(Extracted data entries)
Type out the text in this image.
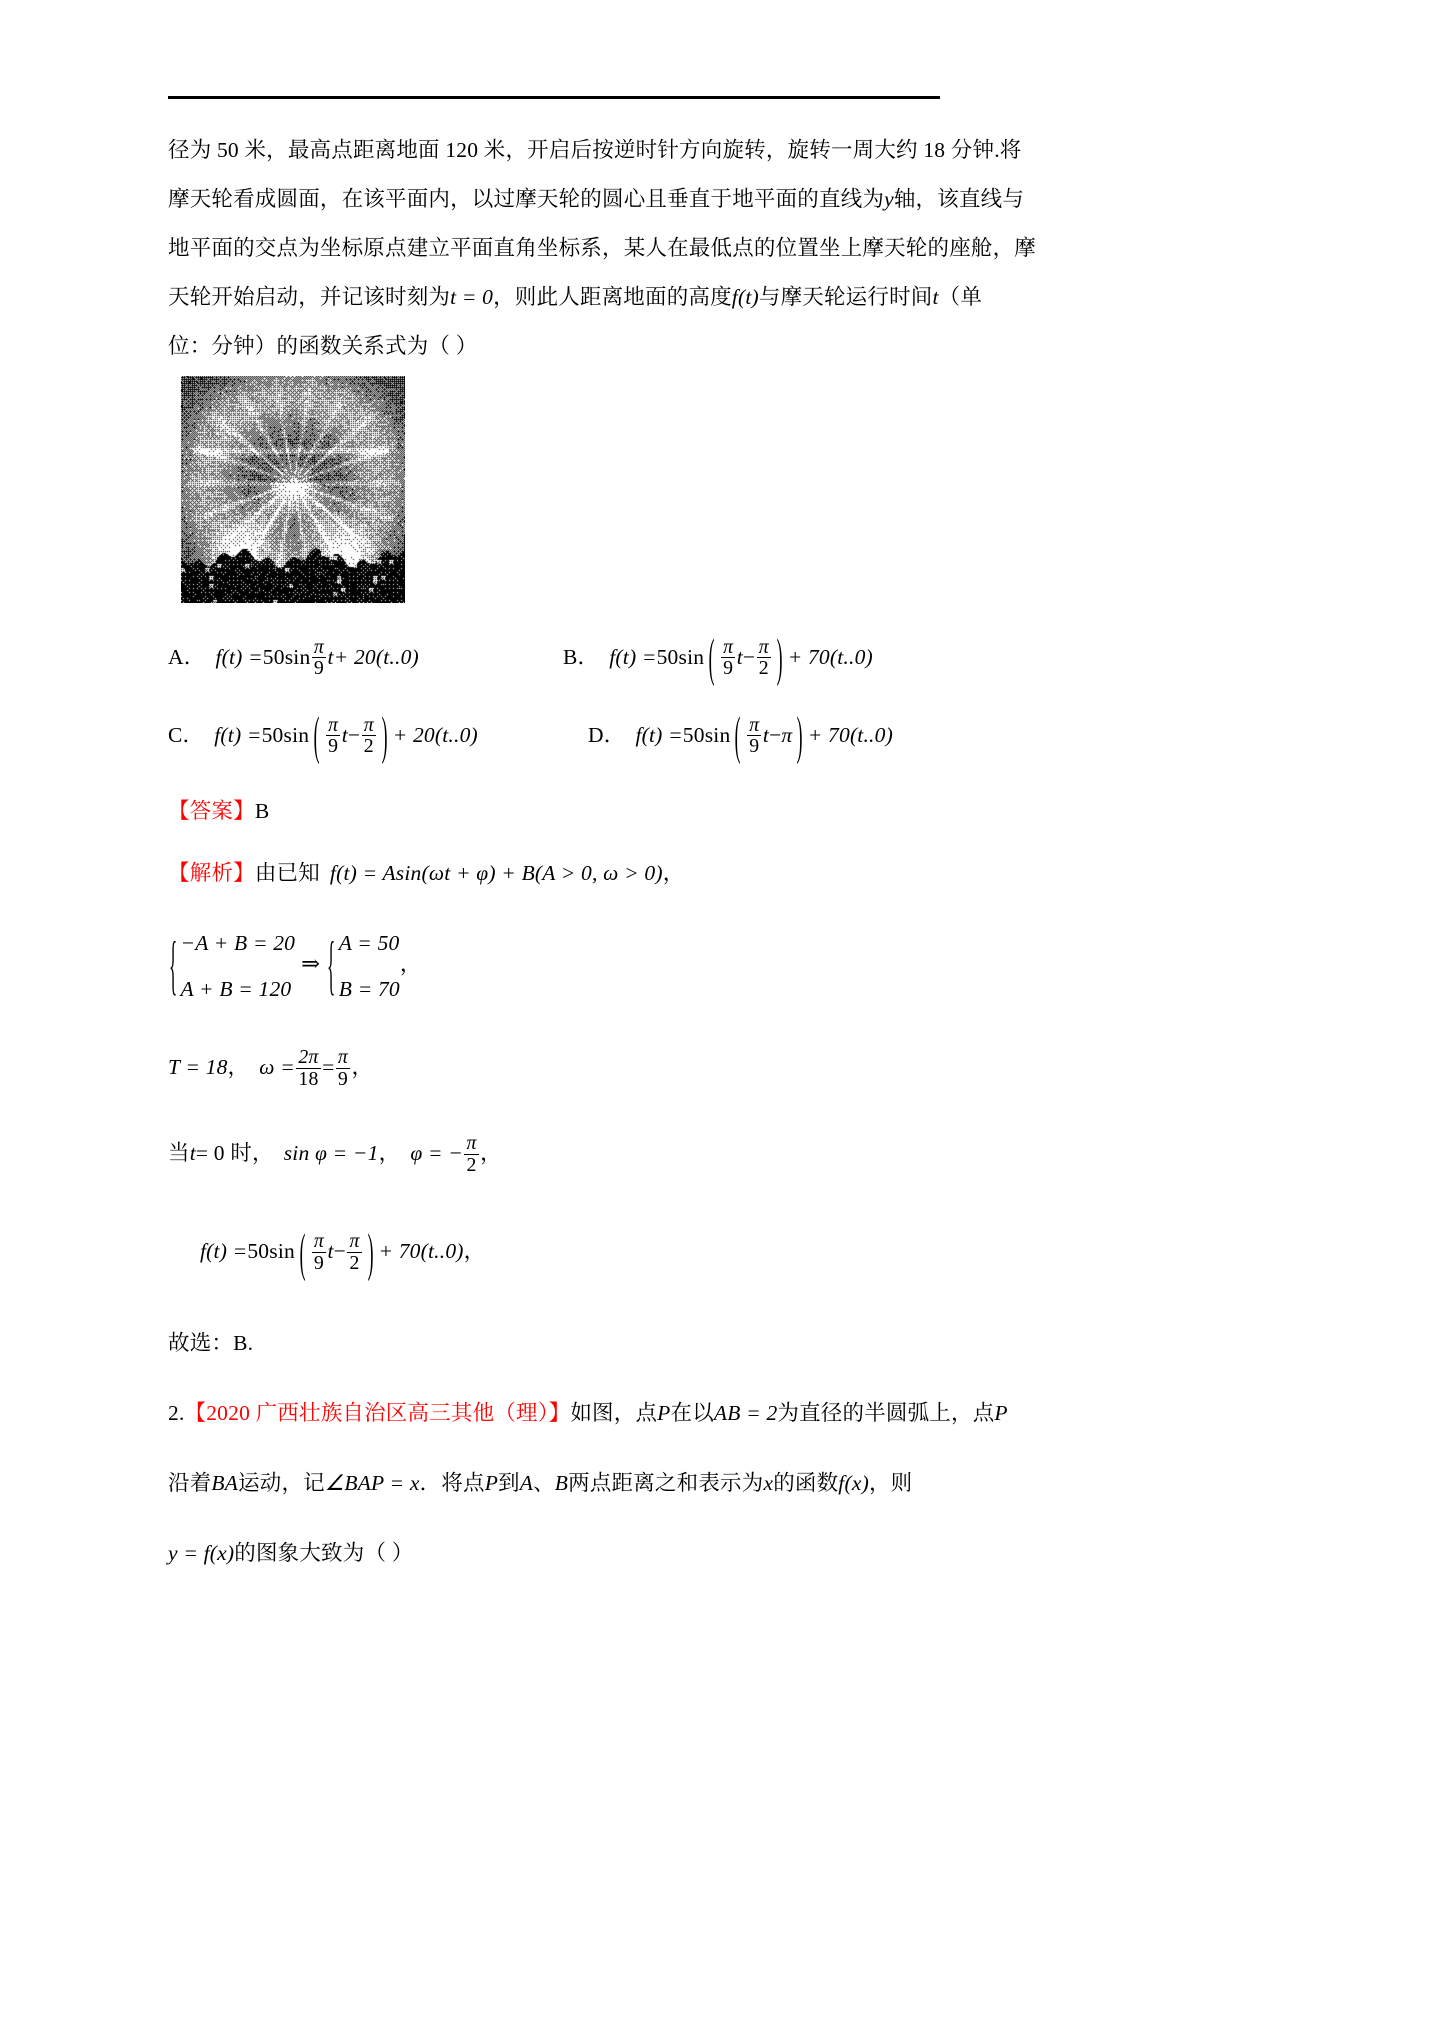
径为 50 米，最高点距离地面 120 米，开启后按逆时针方向旋转，旋转一周大约 18 分钟.将
摩天轮看成圆面，在该平面内，以过摩天轮的圆心且垂直于地平面的直线为y轴，该直线与
地平面的交点为坐标原点建立平面直角坐标系，某人在最低点的位置坐上摩天轮的座舱，摩
天轮开始启动，并记该时刻为t = 0，则此人距离地面的高度f(t)与摩天轮运行时间t（单
位：分钟）的函数关系式为（ ）
A． $f(t) =50\sin \frac{\pi}{9} t+ 20(t..0)$	B． f(t) =50sin ( $\frac{\pi}{9} t- \frac{\pi}{2}$ ) + 70(t..0)
C． f(t) =50sin ( $\frac{\pi}{9} t- \frac{\pi}{2}$ ) + 20(t..0)	D． f(t) =50sin ( $\frac{\pi}{9} t-\pi$ ) + 70(t..0)
【答案】B
【解析】由已知 f(t) = Asin(ωt + φ) + B(A > 0, ω > 0)，
{ −A + B = 20
A + B = 120
⇒ { A = 50
B = 70
，
T = 18， $\omega = \frac{2\pi}{18} = \frac{\pi}{9}$ ，
当t= 0 时， sin φ = −1， φ = − $\frac{\pi}{2}$ ，
f(t) =50sin ( $\frac{\pi}{9} t- \frac{\pi}{2}$ ) + 70(t..0)，
故选：B.
2.【2020 广西壮族自治区高三其他（理）】如图，点P在以AB = 2为直径的半圆弧上，点P
沿着BA运动，记∠BAP = x．将点P到A、B两点距离之和表示为x的函数f(x)，则
y = f(x)的图象大致为（ ）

** To be done **
Return each line from the material above exactly, but not the pictures.

** Response **
Type out the text in this image.
径为 50 米，最高点距离地面 120 米，开启后按逆时针方向旋转，旋转一周大约 18 分钟.将
摩天轮看成圆面，在该平面内，以过摩天轮的圆心且垂直于地平面的直线为y轴，该直线与
地平面的交点为坐标原点建立平面直角坐标系，某人在最低点的位置坐上摩天轮的座舱，摩
天轮开始启动，并记该时刻为t = 0，则此人距离地面的高度f(t)与摩天轮运行时间t（单
位：分钟）的函数关系式为（ ）
A． $f(t) =50\sin \frac{\pi}{9} t+ 20(t..0)$	B． f(t) =50sin ( $\frac{\pi}{9} t- \frac{\pi}{2}$ ) + 70(t..0)
C． f(t) =50sin ( $\frac{\pi}{9} t- \frac{\pi}{2}$ ) + 20(t..0)	D． f(t) =50sin ( $\frac{\pi}{9} t-\pi$ ) + 70(t..0)
【答案】B
【解析】由已知 f(t) = Asin(ωt + φ) + B(A > 0, ω > 0)，
{ −A + B = 20
A + B = 120
⇒ { A = 50
B = 70
，
T = 18， $\omega = \frac{2\pi}{18} = \frac{\pi}{9}$ ，
当t= 0 时， sin φ = −1， φ = − $\frac{\pi}{2}$ ，
f(t) =50sin ( $\frac{\pi}{9} t- \frac{\pi}{2}$ ) + 70(t..0)，
故选：B.
2.【2020 广西壮族自治区高三其他（理）】如图，点P在以AB = 2为直径的半圆弧上，点P
沿着BA运动，记∠BAP = x．将点P到A、B两点距离之和表示为x的函数f(x)，则
y = f(x)的图象大致为（ ）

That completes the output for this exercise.